- [Data for processing]
....

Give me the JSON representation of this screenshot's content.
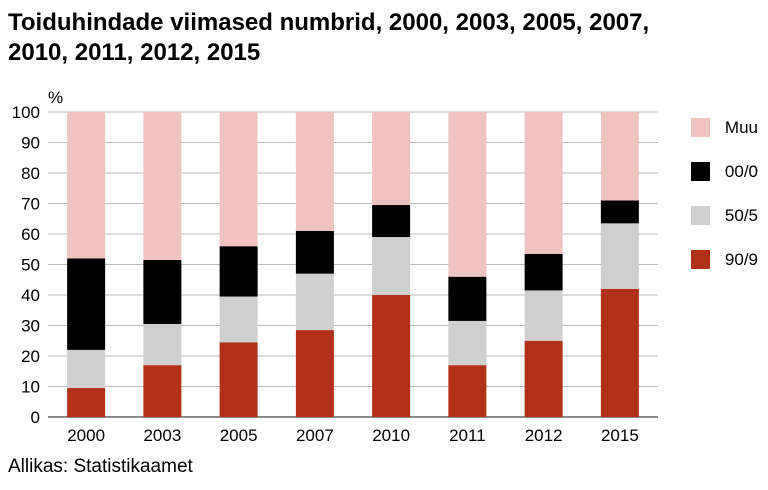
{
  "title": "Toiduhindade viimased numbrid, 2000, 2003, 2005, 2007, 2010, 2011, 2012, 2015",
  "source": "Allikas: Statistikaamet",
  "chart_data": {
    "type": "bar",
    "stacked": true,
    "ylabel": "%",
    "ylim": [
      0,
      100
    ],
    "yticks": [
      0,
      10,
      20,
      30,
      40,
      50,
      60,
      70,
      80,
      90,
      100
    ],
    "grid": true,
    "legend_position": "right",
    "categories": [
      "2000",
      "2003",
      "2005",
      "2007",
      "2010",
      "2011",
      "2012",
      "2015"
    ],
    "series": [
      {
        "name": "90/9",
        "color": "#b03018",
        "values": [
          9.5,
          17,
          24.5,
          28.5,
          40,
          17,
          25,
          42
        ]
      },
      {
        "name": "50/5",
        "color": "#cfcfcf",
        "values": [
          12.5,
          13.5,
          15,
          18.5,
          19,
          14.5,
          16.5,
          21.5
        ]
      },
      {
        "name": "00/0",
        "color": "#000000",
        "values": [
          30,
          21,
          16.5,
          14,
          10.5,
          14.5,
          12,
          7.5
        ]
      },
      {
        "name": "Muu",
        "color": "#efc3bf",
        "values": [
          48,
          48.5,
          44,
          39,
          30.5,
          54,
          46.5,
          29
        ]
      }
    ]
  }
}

....

- [Exercise objective] Skip the pictures and print each record exactly as it stands.

- [Result for this exercise]
Give me the JSON representation of this screenshot's content.
{
  "title": "Toiduhindade viimased numbrid, 2000, 2003, 2005, 2007, 2010, 2011, 2012, 2015",
  "source": "Allikas: Statistikaamet",
  "chart_data": {
    "type": "bar",
    "stacked": true,
    "ylabel": "%",
    "ylim": [
      0,
      100
    ],
    "yticks": [
      0,
      10,
      20,
      30,
      40,
      50,
      60,
      70,
      80,
      90,
      100
    ],
    "grid": true,
    "legend_position": "right",
    "categories": [
      "2000",
      "2003",
      "2005",
      "2007",
      "2010",
      "2011",
      "2012",
      "2015"
    ],
    "series": [
      {
        "name": "90/9",
        "color": "#b03018",
        "values": [
          9.5,
          17,
          24.5,
          28.5,
          40,
          17,
          25,
          42
        ]
      },
      {
        "name": "50/5",
        "color": "#cfcfcf",
        "values": [
          12.5,
          13.5,
          15,
          18.5,
          19,
          14.5,
          16.5,
          21.5
        ]
      },
      {
        "name": "00/0",
        "color": "#000000",
        "values": [
          30,
          21,
          16.5,
          14,
          10.5,
          14.5,
          12,
          7.5
        ]
      },
      {
        "name": "Muu",
        "color": "#efc3bf",
        "values": [
          48,
          48.5,
          44,
          39,
          30.5,
          54,
          46.5,
          29
        ]
      }
    ]
  }
}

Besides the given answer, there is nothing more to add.